- What you will do: Pick out and copy every line below that has the word "বৎসর".

- Material to process:

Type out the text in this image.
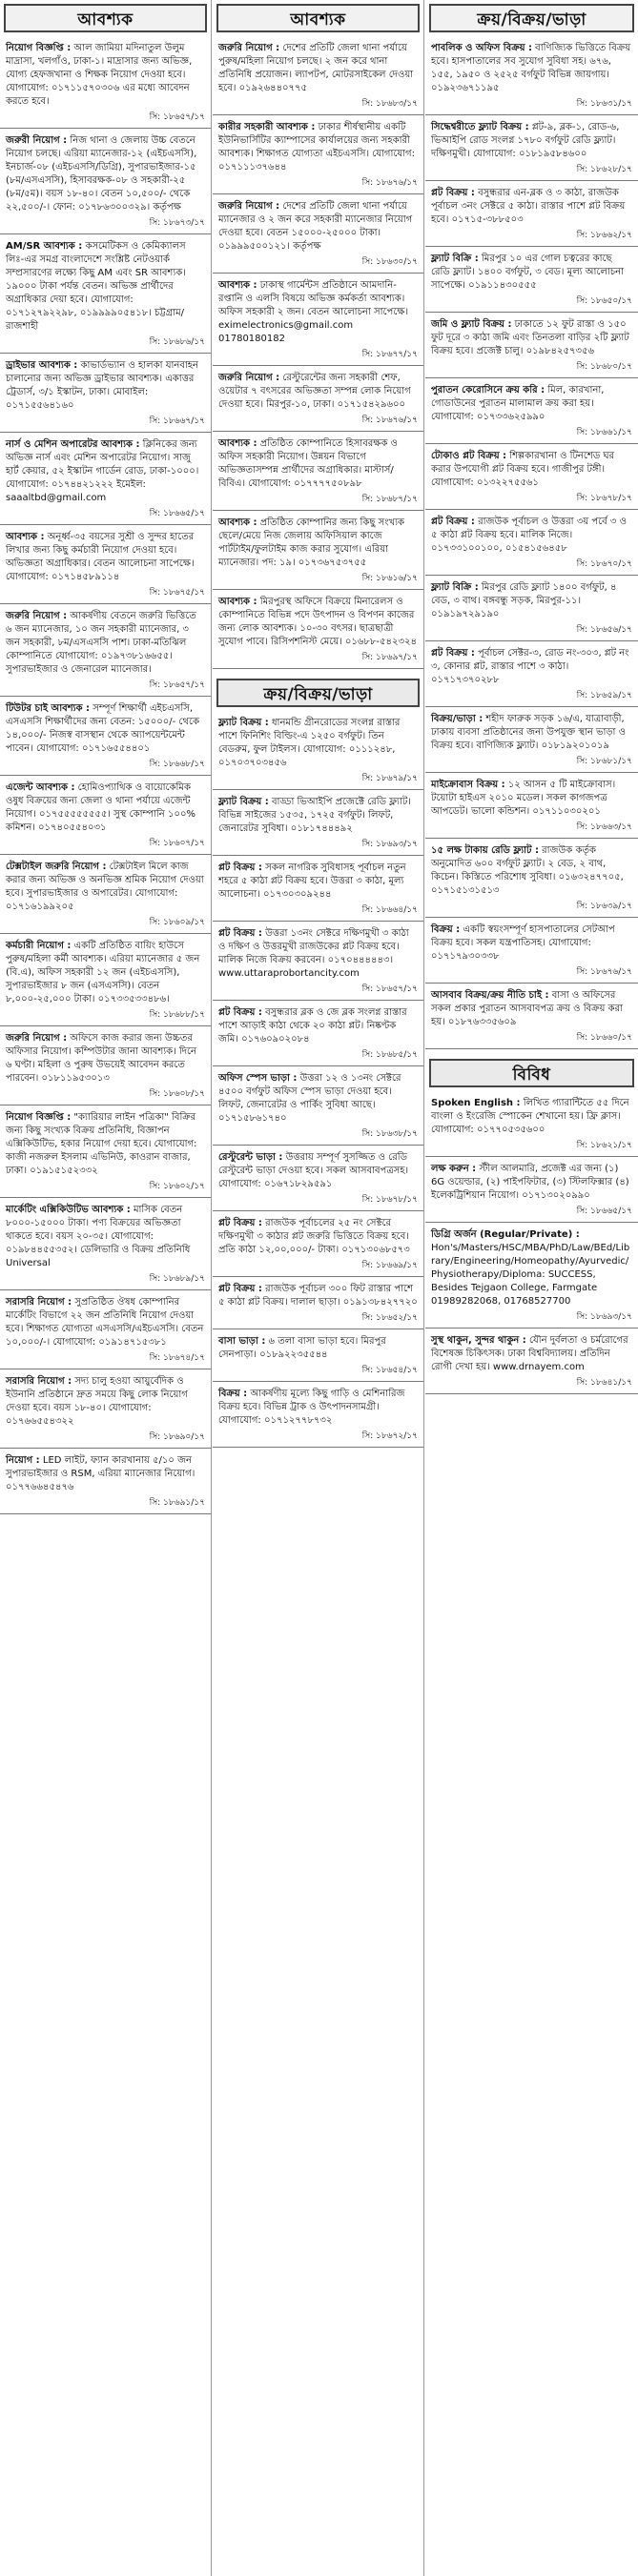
আবশ্যক
নিয়োগ বিজ্ঞপ্তি : আল জামিয়া মদিনাতুল উলুম মাদ্রাসা, খলগাঁও, ঢাকা-১। মাদ্রাসার জন্য অভিজ্ঞ, যোগ্য হেফজখানা ও শিক্ষক নিয়োগ দেওয়া হবে। যোগাযোগ: ০১৭১১৫৭০৩০৬ এর মধ্যে আবেদন করতে হবে।
সি: ১৮৬৫৭/১৭
জরুরী নিয়োগ : নিজ থানা ও জেলায় উচ্চ বেতনে নিয়োগ চলছে। এরিয়া ম্যানেজার-১২ (এইচএসসি), ইনচার্জ-০৮ (এইচএসসি/ডিগ্রি), সুপারভাইজার-১৫ (৮ম/এসএসসি), হিসাবরক্ষক-০৮ ও সহকারী-২৫ (৮ম/৫ম)। বয়স ১৮-৪০। বেতন ১০,৫০০/- থেকে ২২,৫০০/-। ফোন: ০১৭৮৬৩০০৩২৯। কর্তৃপক্ষ
সি: ১৮৬৭৩/১৭
AM/SR আবশ্যক : কসমেটিকস ও কেমিক্যালস লিঃ-এর সমগ্র বাংলাদেশে সংশ্লিষ্ট নেটওয়ার্ক সম্প্রসারণের লক্ষ্যে কিছু AM এবং SR আবশ্যক। ১৯০০০ টাকা পর্যন্ত বেতন। অভিজ্ঞ প্রার্থীদের অগ্রাধিকার দেয়া হবে। যোগাযোগ: ০১৭১২৭৯২২৯৮, ০১৯৯৯৯০৫৪১৮। চট্টগ্রাম/রাজশাহী
সি: ১৮৬৮৬/১৭
ড্রাইভার আবশ্যক : কাভার্ডভ্যান ও হালকা যানবাহন চালানোর জন্য অভিজ্ঞ ড্রাইভার আবশ্যক। একাত্তর ট্রেডার্স, ৩/১ ইস্কাটন, ঢাকা। মোবাইল: ০১৭১৫৫৬৪১৬০
সি: ১৮৬৬৭/১৭
নার্স ও মেশিন অপারেটর আবশ্যক : ক্লিনিকের জন্য অভিজ্ঞ নার্স এবং মেশিন অপারেটর নিয়োগ। সাজু হার্ট কেয়ার, ৫২ ইস্কাটন গার্ডেন রোড, ঢাকা-১০০০। যোগাযোগ: ০১৭৪৪২১২২২ ইমেইল: saaaltbd@gmail.com
সি: ১৮৬৬৫/১৭
আবশ্যক : অনূর্ধ্ব-৩৫ বয়সের সুশ্রী ও সুন্দর হাতের লিখার জন্য কিছু কর্মচারী নিয়োগ দেওয়া হবে। অভিজ্ঞতা অগ্রাধিকার। বেতন আলোচনা সাপেক্ষে। যোগাযোগ: ০১৭১৪৫৮৯১১৪
সি: ১৮৬৭৫/১৭
জরুরি নিয়োগ : আকর্ষণীয় বেতনে জরুরি ভিত্তিতে ৬ জন ম্যানেজার, ১০ জন সহকারী ম্যানেজার, ৩ জন সহকারী, ৮ম/এসএসসি পাশ। ঢাকা-মতিঝিল কোম্পানিতে যোগাযোগ: ০১৯৭৩৮১৬৬৫৫। সুপারভাইজার ও জেনারেল ম্যানেজার।
সি: ১৮৬৫৭/১৭
টিউটর চাই আবশ্যক : সম্পূর্ণ শিক্ষার্থী এইচএসসি, এসএসসি শিক্ষার্থীদের জন্য বেতন: ১৫০০০/- থেকে ১৪,০০০/- নিজস্ব বাসস্থান থেকে অ্যাপয়েন্টমেন্ট পাবেন। যোগাযোগ: ০১৭১৬৫৫৪৪০১
সি: ১৮৬৬৮/১৭
এজেন্ট আবশ্যক : হোমিওপ্যাথিক ও বায়োকেমিক ওষুধ বিক্রয়ের জন্য জেলা ও থানা পর্যায়ে এজেন্ট নিয়োগ। ০১৭৫৫৫৫৫৫৫৫। সুস্থ কোম্পানি ১০০% কমিশন। ০১৭৪০৫৫৪০৩১
সি: ১৮৬০৭/১৭
টেক্সটাইল জরুরি নিয়োগ : টেক্সটাইল মিলে কাজ করার জন্য অভিজ্ঞ ও অনভিজ্ঞ শ্রমিক নিয়োগ দেওয়া হবে। সুপারভাইজার ও অপারেটর। যোগাযোগ: ০১৭১৬১৯৯২০৫
সি: ১৮৬০৯/১৭
কর্মচারী নিয়োগ : একটি প্রতিষ্ঠিত বায়িং হাউসে পুরুষ/মহিলা কর্মী আবশ্যক। এরিয়া ম্যানেজার ৫ জন (বি.এ), অফিস সহকারী ১২ জন (এইচএসসি), সুপারভাইজার ৮ জন (এসএসসি)। বেতন ৮,০০০-২৫,০০০ টাকা। ০১৭৩৩৫৩৩৪৮৬।
সি: ১৮৬৮৮/১৭
জরুরি নিয়োগ : অফিসে কাজ করার জন্য উচ্চতর অফিসার নিয়োগ। কম্পিউটার জানা আবশ্যক। দিনে ৬ ঘণ্টা। মহিলা ও পুরুষ উভয়েই আবেদন করতে পারবেন। ০১৮১১৯৫৩০১৩
সি: ১৮৬০৮/১৭
নিয়োগ বিজ্ঞপ্তি : "ক্যারিয়ার লাইন পত্রিকা" বিক্রির জন্য কিছু সংখ্যক বিক্রয় প্রতিনিধি, বিজ্ঞাপন এক্সিকিউটিভ, হকার নিয়োগ দেয়া হবে। যোগাযোগ: কাজী নজরুল ইসলাম এভিনিউ, কাওরান বাজার, ঢাকা। ০১৯১৫১৫২৩৩২
সি: ১৮৬০২/১৭
মার্কেটিং এক্সিকিউটিভ আবশ্যক : মাসিক বেতন ৮০০০-১৫০০০ টাকা। পণ্য বিক্রয়ের অভিজ্ঞতা থাকতে হবে। বয়স ২০-৩৫। যোগাযোগ: ০১৯৮৪৪৫৫৩৫২। ডেলিভারি ও বিক্রয় প্রতিনিধি Universal
সি: ১৮৬৮৯/১৭
সরাসরি নিয়োগ : সুপ্রতিষ্ঠিত ঔষধ কোম্পানির মার্কেটিং বিভাগে ২২ জন প্রতিনিধি নিয়োগ দেওয়া হবে। শিক্ষাগত যোগ্যতা এসএসসি/এইচএসসি। বেতন ১০,০০০/-। যোগাযোগ: ০১৯১৪৭১৫৩৮১
সি: ১৮৬৭৪/১৭
সরাসরি নিয়োগ : সদ্য চালু হওয়া আয়ুর্বেদিক ও ইউনানি প্রতিষ্ঠানে দ্রুত সময়ে কিছু লোক নিয়োগ দেওয়া হবে। বয়স ১৮-৪০। যোগাযোগ: ০১৭৬৬৫৫৪৩২২
সি: ১৮৬৯০/১৭
নিয়োগ : LED লাইট, ফ্যান কারখানায় ৫/১০ জন সুপারভাইজার ও RSM, এরিয়া ম্যানেজার নিয়োগ। ০১৭৭৬৬৪৫৪৭৬
সি: ১৮৬৯১/১৭
আবশ্যক
জরুরি নিয়োগ : দেশের প্রতিটি জেলা থানা পর্যায়ে পুরুষ/মহিলা নিয়োগ চলছে। ২ জন করে থানা প্রতিনিধি প্রয়োজন। ল্যাপটপ, মোটরসাইকেল দেওয়া হবে। ০১৯২৬৪৪০৭৭৫
সি: ১৮৬৮৩/১৭
কারীর সহকারী আবশ্যক : ঢাকার শীর্ষস্থানীয় একটি ইউনিভার্সিটির ক্যাম্পাসের কার্যালয়ের জন্য সহকারী আবশ্যক। শিক্ষাগত যোগ্যতা এইচএসসি। যোগাযোগ: ০১৭১১১৩৭৬৪৪
সি: ১৮৬৭৬/১৭
জরুরি নিয়োগ : দেশের প্রতিটি জেলা থানা পর্যায়ে ম্যানেজার ও ২ জন করে সহকারী ম্যানেজার নিয়োগ দেওয়া হবে। বেতন ১৫০০০-২৫০০০ টাকা। ০১৯৯৯৫০০১২১। কর্তৃপক্ষ
সি: ১৮৬৩০/১৭
আবশ্যক : ঢাকাস্থ গার্মেন্টস প্রতিষ্ঠানে আমদানি-রপ্তানি ও এলসি বিষয়ে অভিজ্ঞ কর্মকর্তা আবশ্যক। অফিস সহকারী ২ জন। বেতন আলোচনা সাপেক্ষে। eximelectronics@gmail.com 01780180182
সি: ১৮৬৭৭/১৭
জরুরি নিয়োগ : রেস্টুরেন্টের জন্য সহকারী শেফ, ওয়েটার ৭ বৎসরের অভিজ্ঞতা সম্পন্ন লোক নিয়োগ দেওয়া হবে। মিরপুর-১০, ঢাকা। ০১৭১৫৪২৯৬০০
সি: ১৮৬৭৬/১৭
আবশ্যক : প্রতিষ্ঠিত কোম্পানিতে হিসাবরক্ষক ও অফিস সহকারী নিয়োগ। উন্নয়ন বিভাগে অভিজ্ঞতাসম্পন্ন প্রার্থীদের অগ্রাধিকার। মাস্টার্স/বিবিএ। যোগাযোগ: ০১৭৭৭৭৫০৮৯৮
সি: ১৮৬৮৭/১৭
আবশ্যক : প্রতিষ্ঠিত কোম্পানির জন্য কিছু সংখ্যক ছেলে/মেয়ে নিজ জেলায় অফিসিয়াল কাজে পার্টটাইম/ফুলটাইম কাজ করার সুযোগ। এরিয়া ম্যানেজার। পদ: ১৯। ০১৭৩৬৭৫৩৭৫৫
সি: ১৮৬১৬/১৭
আবশ্যক : মিরপুরস্থ অফিসে বিক্রয়ে মিনারেলস ও কোম্পানিতে বিভিন্ন পদে উৎপাদন ও বিপণন কাজের জন্য লোক আবশ্যক। ১০-৩০ বৎসর। ছাত্রছাত্রী সুযোগ পাবে। রিসিপশনিস্ট মেয়ে। ০১৬৮৮-৫৪২৩২৪
সি: ১৮৬৯৭/১৭
ক্রয়/বিক্রয়/ভাড়া
ফ্ল্যাট বিক্রয় : ধানমন্ডি গ্রীনরোডের সংলগ্ন রাস্তার পাশে ফিনিশিং বিল্ডিং-এ ১২৫০ বর্গফুট। তিন বেডরুম, ফুল টাইলস। যোগাযোগ: ০১১১২৪৮, ০১৭০৩৭০৩৪৫৬
সি: ১৮৬৭৯/১৭
ফ্ল্যাট বিক্রয় : বাড্ডা ভিআইপি প্রজেক্টে রেডি ফ্ল্যাট। বিভিন্ন সাইজের ১৫৩৫, ১৭২৫ বর্গফুট। লিফট, জেনারেটর সুবিধা। ০১৮১৭৪৪৪৯২
সি: ১৮৬৯৩/১৭
প্লট বিক্রয় : সকল নাগরিক সুবিধাসহ পূর্বাচল নতুন শহরে ৫ কাঠা প্লট বিক্রয় হবে। উত্তরা ৩ কাঠা, মূল্য আলোচনা। ০১৭৩০৩০৯২৪৪
সি: ১৮৬৬৪/১৭
প্লট বিক্রয় : উত্তরা ১৩নং সেক্টরে দক্ষিণমুখী ৩ কাঠা ও দক্ষিণ ও উত্তরমুখী রাজউকের প্লট বিক্রয় হবে। মালিক নিজে বিক্রয় করবেন। ০১৭০৪৪৪৪৪৩। www.uttaraprobortancity.com
সি: ১৮৬৫৭/১৭
প্লট বিক্রয় : বসুন্ধরার ব্লক ও জে ব্লক সংলগ্ন রাস্তার পাশে আড়াই কাঠা থেকে ২০ কাঠা প্লট। নিষ্কণ্টক জমি। ০১৭৬০৯০২০৮৪
সি: ১৮৬৮৫/১৭
অফিস স্পেস ভাড়া : উত্তরা ১২ ও ১৩নং সেক্টরে ৪৫০০ বর্গফুট অফিস স্পেস ভাড়া দেওয়া হবে। লিফট, জেনারেটর ও পার্কিং সুবিধা আছে। ০১৭১৫৮৬১৭৪০
সি: ১৮৬৩৮/১৭
রেস্টুরেন্ট ভাড়া : উত্তরায় সম্পূর্ণ সুসজ্জিত ও রেডি রেস্টুরেন্ট ভাড়া দেওয়া হবে। সকল আসবাবপত্রসহ। যোগাযোগ: ০১৬৭১৮২৯৫৯১
সি: ১৮৬৭৮/১৭
প্লট বিক্রয় : রাজউক পূর্বাচলের ২৫ নং সেক্টরে দক্ষিণমুখী ৩ কাঠার প্লট জরুরি ভিত্তিতে বিক্রয় হবে। প্রতি কাঠা ১২,০০,০০০/- টাকা। ০১৭১৩০৬৮৫৭৩
সি: ১৮৬৬৯/১৭
প্লট বিক্রয় : রাজউক পূর্বাচল ৩০০ ফিট রাস্তার পাশে ৫ কাঠা প্লট বিক্রয়। দালাল ছাড়া। ০১৯১৩৮৪২৭৭২০
সি: ১৮৬৫২/১৭
বাসা ভাড়া : ৬ তলা বাসা ভাড়া হবে। মিরপুর সেনপাড়া। ০১৮৯২২৩৫৫৪৪
সি: ১৮৬৫৪/১৭
বিক্রয় : আকর্ষণীয় মূল্যে কিছু গাড়ি ও মেশিনারিজ বিক্রয় হবে। বিভিন্ন ট্রাক ও উৎপাদনসামগ্রী। যোগাযোগ: ০১৭১২৭৭৮৭৩২
সি: ১৮৬৭২/১৭
ক্রয়/বিক্রয়/ভাড়া
পাবলিক ও অফিস বিক্রয় : বাণিজ্যিক ভিত্তিতে বিক্রয় হবে। হাসপাতালের সব সুযোগ সুবিধা সহ। ৬৭৬, ১৫৫, ১৯৫০ ও ২৫২৫ বর্গফুট বিভিন্ন জায়গায়। ০১৯২৩৬৭১১৯৫
সি: ১৮৬৩১/১৭
সিদ্ধেশ্বরীতে ফ্ল্যাট বিক্রয় : প্লট-৯, ব্লক-১, রোড-৬, ভিআইপি রোড সংলগ্ন ১৭৮০ বর্গফুট রেডি ফ্ল্যাট। দক্ষিণমুখী। যোগাযোগ: ০১৮১৯৫৮৪৬০০
সি: ১৮৬২৮/১৭
প্লট বিক্রয় : বসুন্ধরার এন-ব্লক ও ৩ কাঠা, রাজউক পূর্বাচল ৩নং সেক্টরে ৫ কাঠা। রাস্তার পাশে প্লট বিক্রয় হবে। ০১৭১৫-৩৮৮৫০৩
সি: ১৮৬৬২/১৭
ফ্ল্যাট বিক্রি : মিরপুর ১০ এর গোল চত্বরের কাছে রেডি ফ্ল্যাট। ১৪০০ বর্গফুট, ৩ বেড। মূল্য আলোচনা সাপেক্ষে। ০১৯১১৪৩০৫৫৫
সি: ১৮৬৫০/১৭
জমি ও ফ্ল্যাট বিক্রয় : ঢাকাতে ১২ ফুট রাস্তা ও ১৫০ ফুট দূরে ৩ কাঠা জমি এবং তিনতলা বাড়ির ২টি ফ্ল্যাট বিক্রয় হবে। প্রজেক্ট চালু। ০১৯৮৪২৫৭৩৫৬
সি: ১৮৬৮০/১৭
পুরাতন কেরোসিনে ক্রয় করি : মিল, কারখানা, গোডাউনের পুরাতন মালামাল ক্রয় করা হয়। যোগাযোগ: ০১৭৩৩৬২৫৯৯০
সি: ১৮৬৬১/১৭
টোকাও প্লট বিক্রয় : শিল্পকারখানা ও টিনশেড ঘর করার উপযোগী প্লট বিক্রয় হবে। গাজীপুর টঙ্গী। যোগাযোগ: ০১৩২২৭৫৫৬১
সি: ১৮৬৭৮/১৭
প্লট বিক্রয় : রাজউক পূর্বাচল ও উত্তরা ৩য় পর্বে ৩ ও ৫ কাঠা প্লট বিক্রয় হবে। মালিক নিজে। ০১৭৩৩১০০১০০, ০১৫৪১৫৬৪৫৮
সি: ১৮৬৭০/১৭
ফ্ল্যাট বিক্রি : মিরপুর রেডি ফ্ল্যাট ১৪০০ বর্গফুট, ৪ বেড, ৩ বাথ। বঙ্গবন্ধু সড়ক, মিরপুর-১১। ০১৯১৯৭২৯১৯০
সি: ১৮৬৫৬/১৭
প্লট বিক্রয় : পূর্বাচল সেক্টর-৩, রোড নং-৩০৩, প্লট নং ৩, কোনার প্লট, রাস্তার পাশে ৩ কাঠা। ০১৭১৭৩৭০২৮৮
সি: ১৮৬৫৯/১৭
বিক্রয়/ভাড়া : শহীদ ফারুক সড়ক ১৬/এ, যাত্রাবাড়ী, ঢাকায় ব্যবসা প্রতিষ্ঠানের জন্য উপযুক্ত স্থান ভাড়া ও বিক্রয় হবে। বাণিজ্যিক ফ্ল্যাট। ০১৮১৯২০১০১৯
সি: ১৮৬৮১/১৭
মাইক্রোবাস বিক্রয় : ১২ আসন ৫ টি মাইক্রোবাস। টয়োটা হাইএস ২০১০ মডেল। সকল কাগজপত্র আপডেট। ভালো কন্ডিশন। ০১৭১১০৩০২০১
সি: ১৮৬৬৩/১৭
১৫ লক্ষ টাকায় রেডি ফ্ল্যাট : রাজউক কর্তৃক অনুমোদিত ৬০০ বর্গফুট ফ্ল্যাট। ২ বেড, ২ বাথ, কিচেন। কিস্তিতে পরিশোধ সুবিধা। ০১৬৩২৪৭৭০৫, ০১৭১৫১৩১৫১৩
সি: ১৮৬৩৯/১৭
বিক্রয় : একটি স্বয়ংসম্পূর্ণ হাসপাতালের সেটআপ বিক্রয় হবে। সকল যন্ত্রপাতিসহ। যোগাযোগ: ০১৭১৭৯৩০৩৩৮
সি: ১৮৬৭৬/১৭
আসবাব বিক্রয়/ক্রয় নীতি চাই : বাসা ও অফিসের সকল প্রকার পুরাতন আসবাবপত্র ক্রয় ও বিক্রয় করা হয়। ০১৮৭৬৩৩৫৬০৯
সি: ১৮৬৬০/১৭
বিবিধ
Spoken English : লিখিত গ্যারান্টিতে ৫৫ দিনে বাংলা ও ইংরেজি স্পোকেন শেখানো হয়। ফ্রি ক্লাস। যোগাযোগ: ০১৭৭০৫৩৫৬০০
সি: ১৮৬২১/১৭
লক্ষ করুন : স্টীল আলমারি, প্রজেক্ট এর জন্য (১) 6G ওয়েল্ডার, (২) পাইপফিটার, (৩) স্টিলফিক্সার (৪) ইলেকট্রিশিয়ান নিয়োগ। ০১৭১৩০২০৯৯০
সি: ১৮৬৬৫/১৭
ডিগ্রি অর্জন (Regular/Private) : Hon's/Masters/HSC/MBA/PhD/Law/BEd/Library/Engineering/Homeopathy/Ayurvedic/Physiotherapy/Diploma: SUCCESS, Besides Tejgaon College, Farmgate 01989282068, 01768527700
সি: ১৮৬৯৩/১৭
সুস্থ থাকুন, সুন্দর থাকুন : যৌন দুর্বলতা ও চর্মরোগের বিশেষজ্ঞ চিকিৎসক। ঢাকা বিশ্ববিদ্যালয়। প্রতিদিন রোগী দেখা হয়। www.drnayem.com
সি: ১৮৬৪১/১৭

- Correct output:
জরুরি নিয়োগ : রেস্টুরেন্টের জন্য সহকারী শেফ, ওয়েটার ৭ বৎসরের অভিজ্ঞতা সম্পন্ন লোক নিয়োগ দেওয়া হবে। মিরপুর-১০, ঢাকা। ০১৭১৫৪২৯৬০০
আবশ্যক : মিরপুরস্থ অফিসে বিক্রয়ে মিনারেলস ও কোম্পানিতে বিভিন্ন পদে উৎপাদন ও বিপণন কাজের জন্য লোক আবশ্যক। ১০-৩০ বৎসর। ছাত্রছাত্রী সুযোগ পাবে। রিসিপশনিস্ট মেয়ে। ০১৬৮৮-৫৪২৩২৪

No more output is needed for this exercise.